● **Выбранный отрывок**:
Здесь есть несколько негативных моментов. Во-первых, алгоритмы выключают конкуренцию, поскольку все пользователи хотят быть частью самой большой сети. Во-вторых, цифровые технологии создают предпосылки для очень плохих условий труда. Это связано с незащищенными формами занятости, когда люди считаются самозанятыми, хотя на самом деле это не так. И в-третьих, платформы утверждают, что они не представляют ни один из существующих секторов экономики, то есть являются чем-то новым. Uber говорит, что они не транспортная компания, поэтому их не надо регулировать транспортными правилами. Facebook говорит, что они не издатели, и так далее. Они пытаются поместить себя вне зоны доступа любого регулирования. В конце концов правительства научатся приводить платформы в порядок, просто для этого нужны политическая воля и некоторая смекалка.

● **Набор заданий**:
[a] Сверьте с отрывком о цифровых платформах три утверждения и для каждого ответьте «да» или «нет». Подкрепите ответ точной цитатой из отрывка.
(i) Uber называет себя транспортной компанией.
(ii) По словам отрывка, цифровые технологии создают предпосылки для очень плохих условий труда.
(iii) Отрывок утверждает, что правительства никогда не смогут навести порядок на платформах.
[b] Допишите отрывок о цифровых платформах. Начните сразу после его последнего предложения.

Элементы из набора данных
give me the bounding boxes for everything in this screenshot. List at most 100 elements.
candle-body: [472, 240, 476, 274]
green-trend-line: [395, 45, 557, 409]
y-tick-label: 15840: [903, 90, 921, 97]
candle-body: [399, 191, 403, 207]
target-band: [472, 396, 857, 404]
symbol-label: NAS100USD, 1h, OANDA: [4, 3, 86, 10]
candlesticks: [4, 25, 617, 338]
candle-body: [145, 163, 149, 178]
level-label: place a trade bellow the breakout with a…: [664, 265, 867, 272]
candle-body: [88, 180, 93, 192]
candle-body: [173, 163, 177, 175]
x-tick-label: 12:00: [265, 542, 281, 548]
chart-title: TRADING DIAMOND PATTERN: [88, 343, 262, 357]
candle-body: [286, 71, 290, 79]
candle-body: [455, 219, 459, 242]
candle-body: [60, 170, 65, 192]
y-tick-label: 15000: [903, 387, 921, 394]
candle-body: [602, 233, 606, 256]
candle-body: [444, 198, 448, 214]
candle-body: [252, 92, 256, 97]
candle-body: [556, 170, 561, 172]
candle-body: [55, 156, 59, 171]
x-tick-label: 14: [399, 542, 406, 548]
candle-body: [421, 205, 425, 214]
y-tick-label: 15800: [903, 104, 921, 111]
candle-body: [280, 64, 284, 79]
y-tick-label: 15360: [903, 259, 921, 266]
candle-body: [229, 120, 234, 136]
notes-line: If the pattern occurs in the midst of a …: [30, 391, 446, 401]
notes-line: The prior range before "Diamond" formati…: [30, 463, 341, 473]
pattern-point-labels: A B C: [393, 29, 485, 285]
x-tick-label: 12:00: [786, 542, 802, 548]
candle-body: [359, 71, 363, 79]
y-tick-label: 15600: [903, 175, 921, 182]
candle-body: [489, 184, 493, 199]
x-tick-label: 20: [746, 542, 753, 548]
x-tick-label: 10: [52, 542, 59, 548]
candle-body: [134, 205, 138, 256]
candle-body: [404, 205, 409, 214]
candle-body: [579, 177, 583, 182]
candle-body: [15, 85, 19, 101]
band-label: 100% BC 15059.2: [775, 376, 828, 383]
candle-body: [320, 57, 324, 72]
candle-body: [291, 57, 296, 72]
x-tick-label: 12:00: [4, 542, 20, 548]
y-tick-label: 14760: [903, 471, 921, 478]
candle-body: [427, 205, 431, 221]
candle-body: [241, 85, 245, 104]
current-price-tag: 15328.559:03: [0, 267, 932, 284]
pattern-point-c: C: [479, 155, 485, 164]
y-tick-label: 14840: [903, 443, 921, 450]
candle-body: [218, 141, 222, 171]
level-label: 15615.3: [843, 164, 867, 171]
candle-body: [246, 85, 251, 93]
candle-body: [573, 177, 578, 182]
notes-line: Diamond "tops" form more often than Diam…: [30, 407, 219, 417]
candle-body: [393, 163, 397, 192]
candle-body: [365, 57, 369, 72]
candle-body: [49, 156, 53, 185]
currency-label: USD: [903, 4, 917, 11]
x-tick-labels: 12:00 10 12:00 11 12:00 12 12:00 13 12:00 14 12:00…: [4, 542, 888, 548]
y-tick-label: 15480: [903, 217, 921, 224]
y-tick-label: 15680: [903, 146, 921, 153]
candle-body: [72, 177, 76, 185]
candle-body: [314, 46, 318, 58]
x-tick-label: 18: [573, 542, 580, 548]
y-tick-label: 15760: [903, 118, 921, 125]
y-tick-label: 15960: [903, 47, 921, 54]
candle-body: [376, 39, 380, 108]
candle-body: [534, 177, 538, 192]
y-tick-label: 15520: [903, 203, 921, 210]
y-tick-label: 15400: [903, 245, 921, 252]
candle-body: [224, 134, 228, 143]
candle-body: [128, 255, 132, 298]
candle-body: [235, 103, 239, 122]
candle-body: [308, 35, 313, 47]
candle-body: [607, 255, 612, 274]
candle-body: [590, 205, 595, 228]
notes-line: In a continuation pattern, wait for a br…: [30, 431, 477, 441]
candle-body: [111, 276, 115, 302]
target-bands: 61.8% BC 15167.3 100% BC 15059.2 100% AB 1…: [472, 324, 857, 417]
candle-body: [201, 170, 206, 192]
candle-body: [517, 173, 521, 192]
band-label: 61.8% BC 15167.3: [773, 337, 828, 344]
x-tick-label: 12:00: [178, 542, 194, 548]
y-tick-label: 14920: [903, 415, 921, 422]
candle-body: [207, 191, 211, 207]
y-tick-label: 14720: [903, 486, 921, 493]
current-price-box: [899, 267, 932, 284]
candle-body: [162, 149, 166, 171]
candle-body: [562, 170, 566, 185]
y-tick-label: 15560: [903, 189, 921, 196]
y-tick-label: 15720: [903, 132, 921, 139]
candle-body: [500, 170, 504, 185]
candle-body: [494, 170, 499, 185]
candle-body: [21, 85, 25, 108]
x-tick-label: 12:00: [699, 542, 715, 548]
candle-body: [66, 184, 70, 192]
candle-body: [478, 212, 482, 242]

● **Ответы к заданиям**:
[a]
(i) Нет: «Uber говорит, что они не транспортная компания».
(ii) Да: «цифровые технологии создают предпосылки для очень плохих условий труда».
(iii) Нет: «В конце концов правительства научатся приводить платформы в порядок».

[b]
— Интересно, что опаснее — прекарный труд или полная автоматизация рабочих мест.

— На самом деле, как только автоматизация, роботизация или цифровизация замещает одни активности, тут же появляются новые. Технологические прорывы уже не раз устраняли определенные виды работы, но главным следствием было открытие новых занятий. Возможно, когда-то это изменится, но я все еще думаю, что изобретательное человечество что-нибудь придумает. В конце концов, капиталистам нужно, чтобы мы могли покупать их продукцию. А если большинство людей зависит от зарплат, то им надо будет где-то работать, чтобы покупать товары. Без потребителей ничего не получится.

Интересно, что капитализм в США искал новое решение для этой проблемы во время финансовой либерализации, которая привела к кризису 2008 года. Доходы не росли, и рабочие стали занимать деньги, а банки безответственно выдавали им кредиты. В результате долг бедных слоев населения стал одной из главных причин кризиса. Вот что происходит, если люди не могут поддерживать уровень потребления. Системе нужно, чтобы мы работали и потребляли, поэтому работники могут потерять свою роль только до определенных пределов.

— Безусловный базовый доход может быть такой опцией для поддержания покупательной способности?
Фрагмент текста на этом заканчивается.